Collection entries
+++
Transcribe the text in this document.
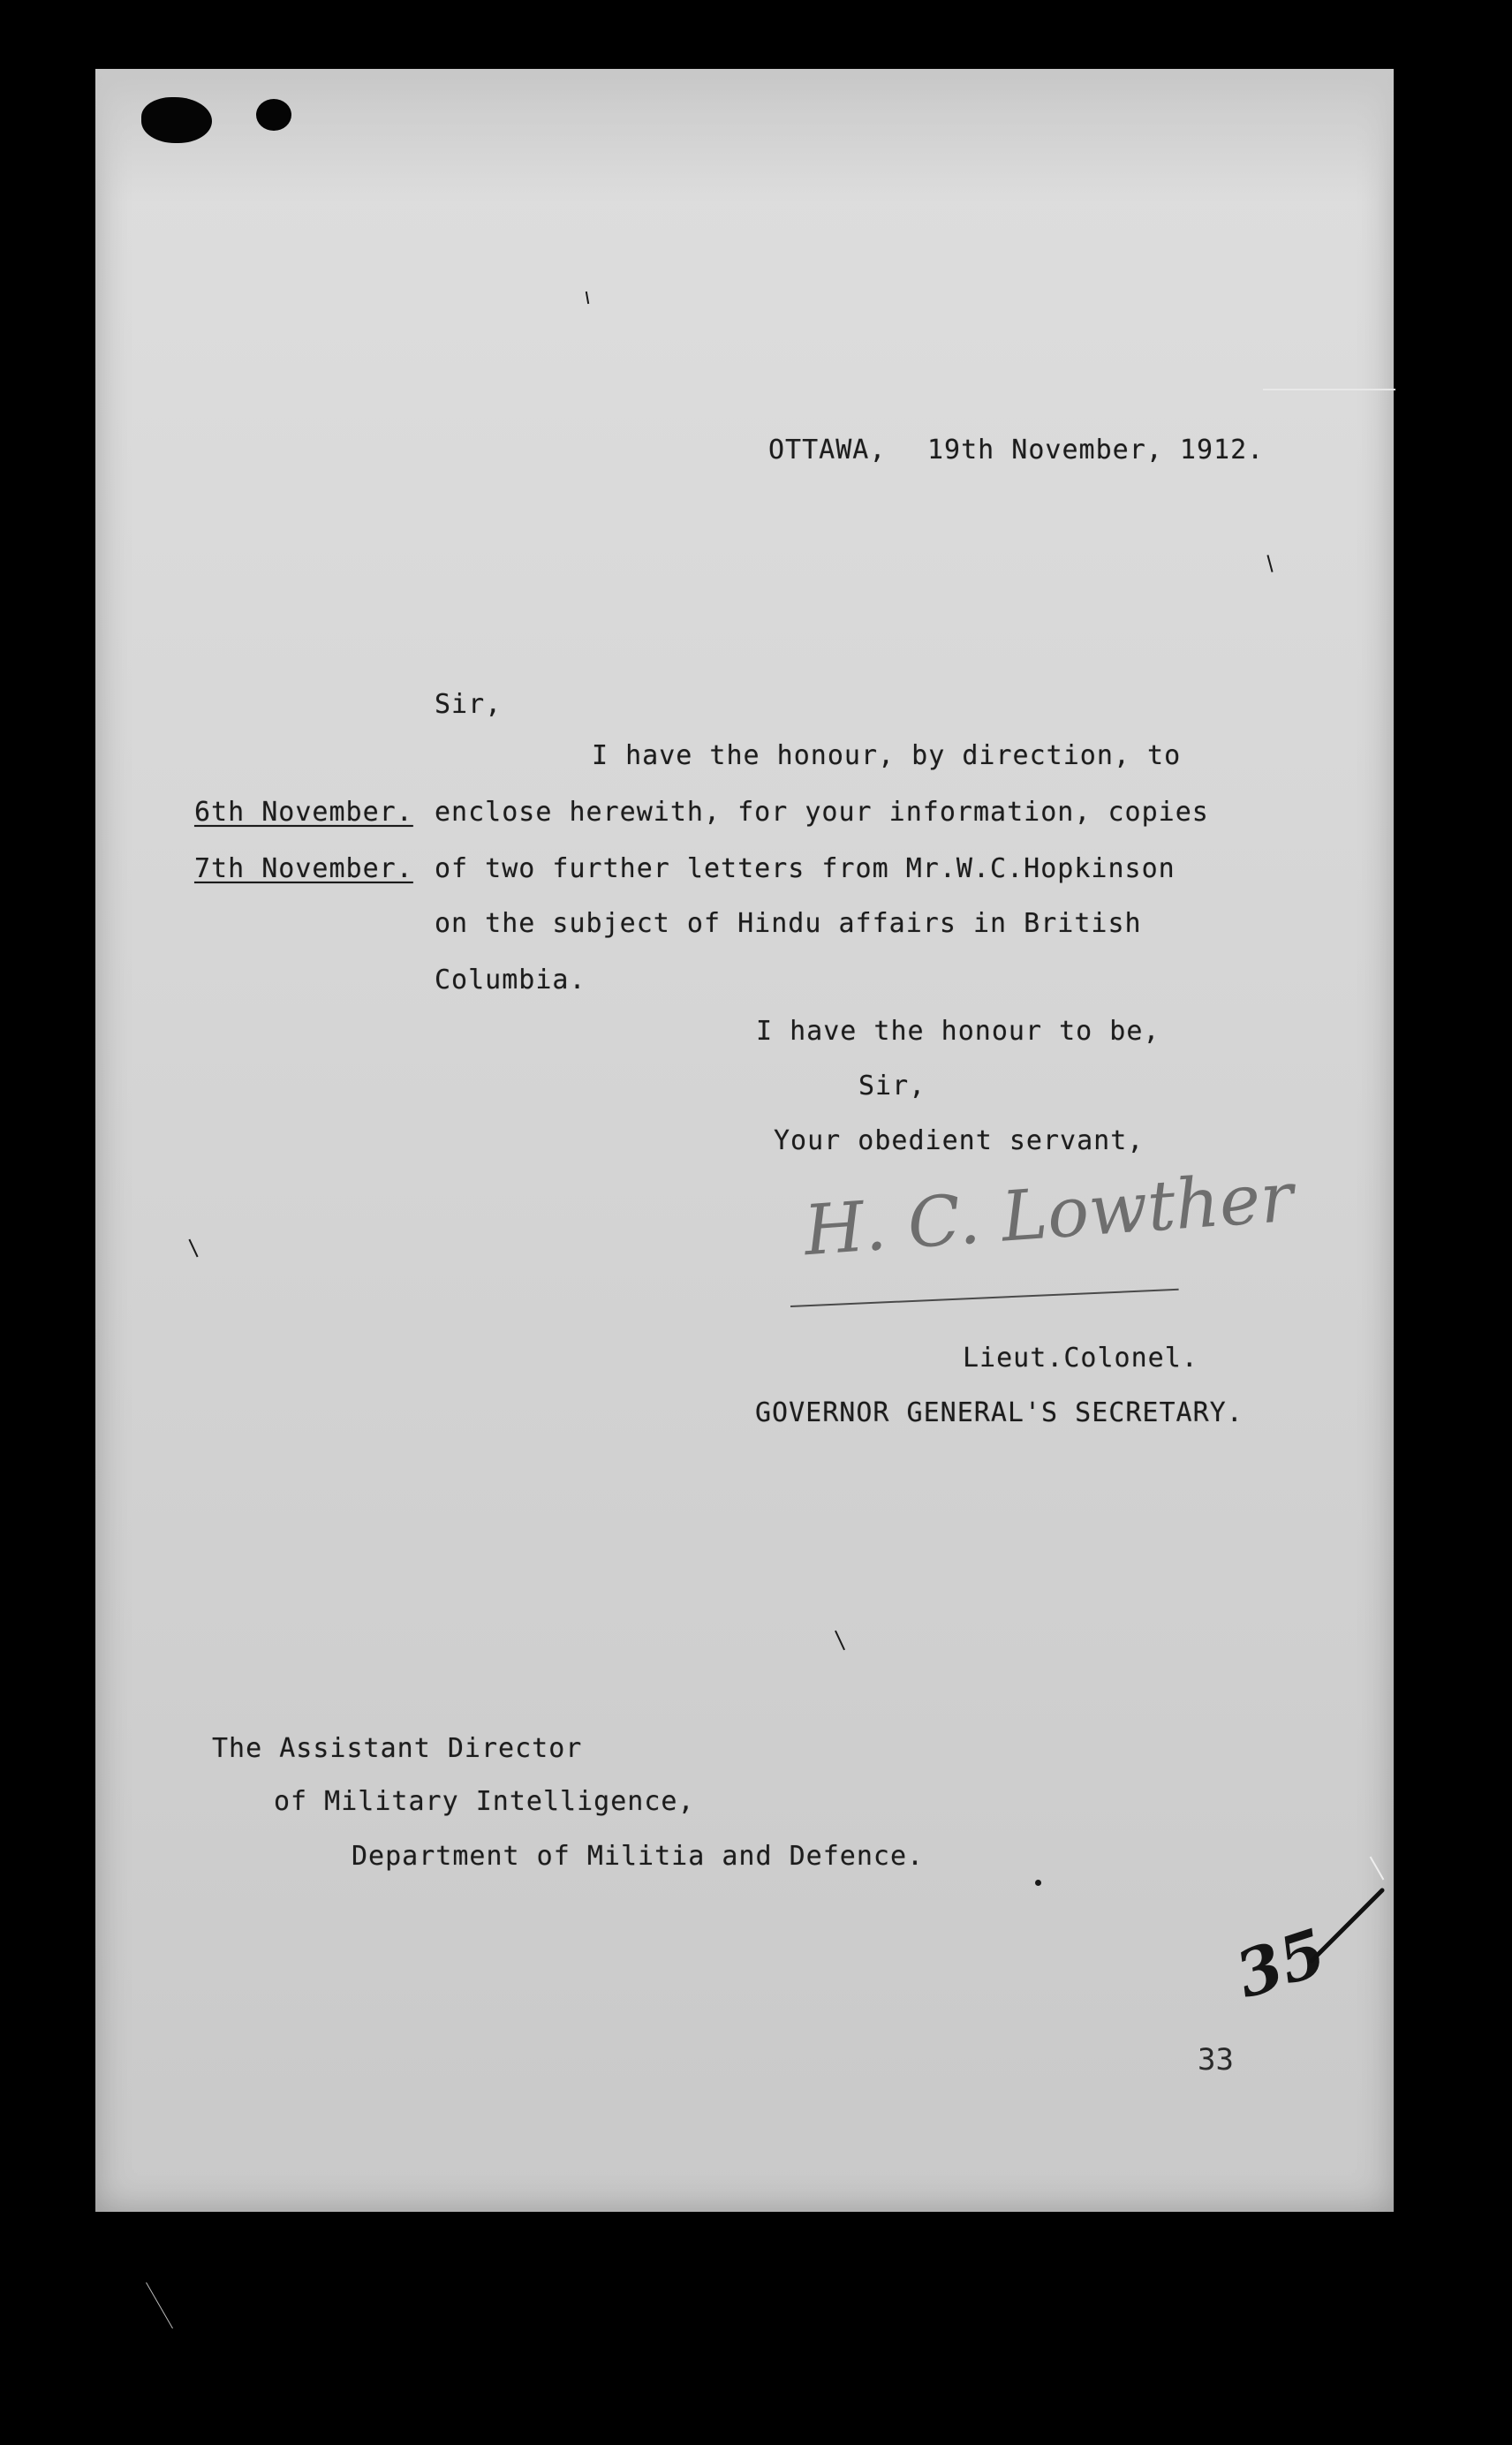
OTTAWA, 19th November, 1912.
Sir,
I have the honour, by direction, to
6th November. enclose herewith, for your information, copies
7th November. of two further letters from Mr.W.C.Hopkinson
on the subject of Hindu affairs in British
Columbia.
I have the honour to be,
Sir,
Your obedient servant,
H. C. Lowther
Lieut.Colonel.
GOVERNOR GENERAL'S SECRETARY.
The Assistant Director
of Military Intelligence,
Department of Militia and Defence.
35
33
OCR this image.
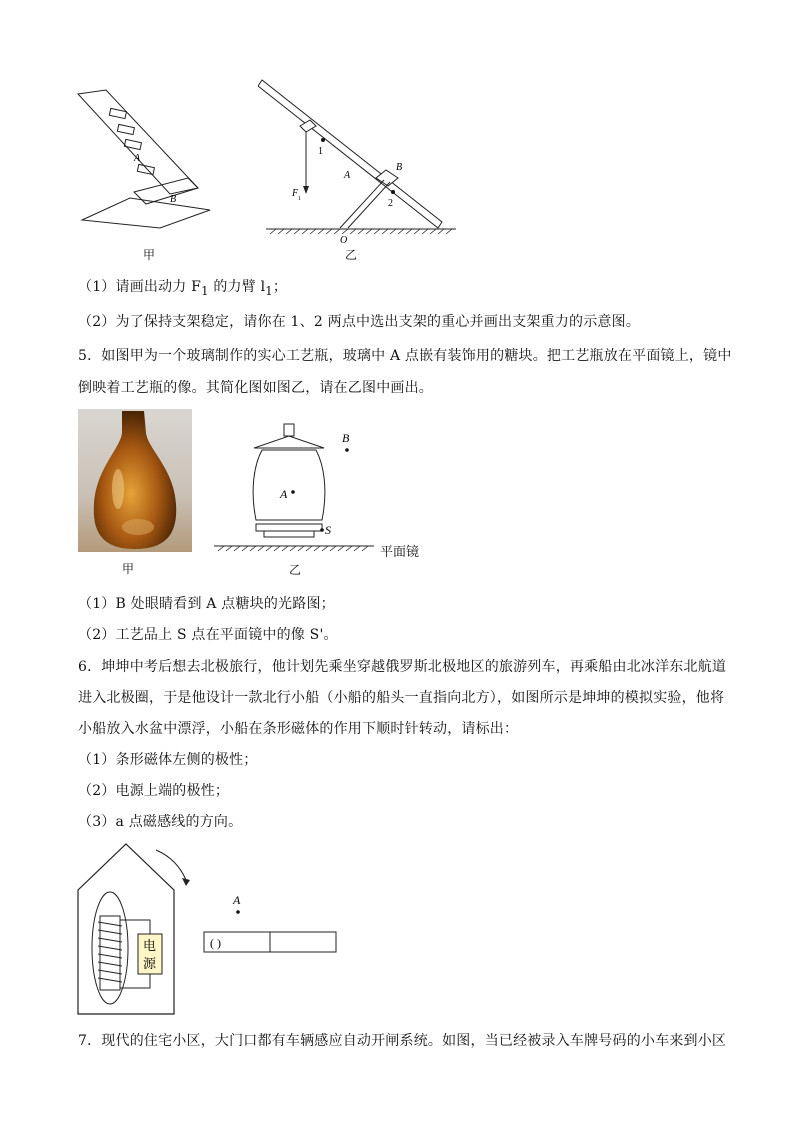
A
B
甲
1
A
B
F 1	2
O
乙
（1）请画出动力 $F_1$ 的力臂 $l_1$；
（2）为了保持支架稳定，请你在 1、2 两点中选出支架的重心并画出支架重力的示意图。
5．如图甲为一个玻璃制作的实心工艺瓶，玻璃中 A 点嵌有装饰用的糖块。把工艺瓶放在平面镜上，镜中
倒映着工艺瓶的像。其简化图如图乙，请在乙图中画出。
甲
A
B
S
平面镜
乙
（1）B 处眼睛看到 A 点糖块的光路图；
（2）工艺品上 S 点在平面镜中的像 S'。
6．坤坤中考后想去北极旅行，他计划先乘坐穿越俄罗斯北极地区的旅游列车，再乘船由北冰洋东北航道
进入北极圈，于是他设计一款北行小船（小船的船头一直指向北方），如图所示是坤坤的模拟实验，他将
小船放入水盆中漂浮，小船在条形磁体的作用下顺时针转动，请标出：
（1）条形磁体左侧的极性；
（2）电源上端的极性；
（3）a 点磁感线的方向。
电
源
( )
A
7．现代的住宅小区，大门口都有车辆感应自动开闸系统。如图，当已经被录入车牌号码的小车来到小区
+++
To be done:
Check each line of the records for the word "honour" and extract those that contain it.

Output below:
I have the honour, by direction, to
I have the honour to be,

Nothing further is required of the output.